[Given task]
Look through the records below and collect all lines that hold the string "title".

─── Dataset rows ───

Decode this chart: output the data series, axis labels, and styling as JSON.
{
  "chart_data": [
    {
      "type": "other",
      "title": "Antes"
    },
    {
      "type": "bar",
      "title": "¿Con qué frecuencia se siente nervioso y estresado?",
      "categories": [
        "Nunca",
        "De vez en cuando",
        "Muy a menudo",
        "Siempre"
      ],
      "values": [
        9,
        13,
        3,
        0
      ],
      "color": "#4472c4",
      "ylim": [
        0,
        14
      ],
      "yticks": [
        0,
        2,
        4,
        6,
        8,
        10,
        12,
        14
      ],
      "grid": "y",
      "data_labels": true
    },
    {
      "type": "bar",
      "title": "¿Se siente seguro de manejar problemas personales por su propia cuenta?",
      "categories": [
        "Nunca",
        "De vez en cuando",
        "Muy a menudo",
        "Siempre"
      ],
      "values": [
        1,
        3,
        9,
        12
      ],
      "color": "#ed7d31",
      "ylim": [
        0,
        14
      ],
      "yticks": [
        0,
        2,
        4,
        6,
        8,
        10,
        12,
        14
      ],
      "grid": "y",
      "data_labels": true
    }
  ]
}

───

[Result below]
      "title": "Antes"
      "title": "¿Con qué frecuencia se siente nervioso y estresado?",
      "title": "¿Se siente seguro de manejar problemas personales por su propia cuenta?",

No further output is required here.